▶ **WORK TO DO**: Examine the entries below, count the lines holding the string "заполненное", and respond with the number only.

Start of PROVIDED INFORMATION

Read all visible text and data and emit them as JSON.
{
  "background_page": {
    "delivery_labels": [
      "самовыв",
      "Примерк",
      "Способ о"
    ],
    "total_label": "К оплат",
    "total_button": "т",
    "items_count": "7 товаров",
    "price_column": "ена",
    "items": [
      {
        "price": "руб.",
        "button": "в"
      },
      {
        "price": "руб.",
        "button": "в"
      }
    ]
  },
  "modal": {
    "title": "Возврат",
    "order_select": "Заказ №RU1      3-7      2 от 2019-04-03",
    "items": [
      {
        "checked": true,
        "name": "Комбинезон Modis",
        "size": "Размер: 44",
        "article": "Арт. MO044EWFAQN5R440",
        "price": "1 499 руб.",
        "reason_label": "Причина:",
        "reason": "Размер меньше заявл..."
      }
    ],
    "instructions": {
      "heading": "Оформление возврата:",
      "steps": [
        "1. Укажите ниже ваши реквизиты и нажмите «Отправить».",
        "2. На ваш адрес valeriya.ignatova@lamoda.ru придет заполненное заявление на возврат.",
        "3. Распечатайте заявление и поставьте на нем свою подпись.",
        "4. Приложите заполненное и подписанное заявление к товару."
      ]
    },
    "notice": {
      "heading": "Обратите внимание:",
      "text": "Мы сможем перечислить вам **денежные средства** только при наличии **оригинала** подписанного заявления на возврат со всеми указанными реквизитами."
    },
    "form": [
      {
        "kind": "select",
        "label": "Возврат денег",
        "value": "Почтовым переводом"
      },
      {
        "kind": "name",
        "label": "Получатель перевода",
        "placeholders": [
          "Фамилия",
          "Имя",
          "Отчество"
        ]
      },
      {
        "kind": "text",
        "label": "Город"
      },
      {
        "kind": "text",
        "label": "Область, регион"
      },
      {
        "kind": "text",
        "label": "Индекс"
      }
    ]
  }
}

End of PROVIDED INFORMATION

▶ **THE ANSWER**: 2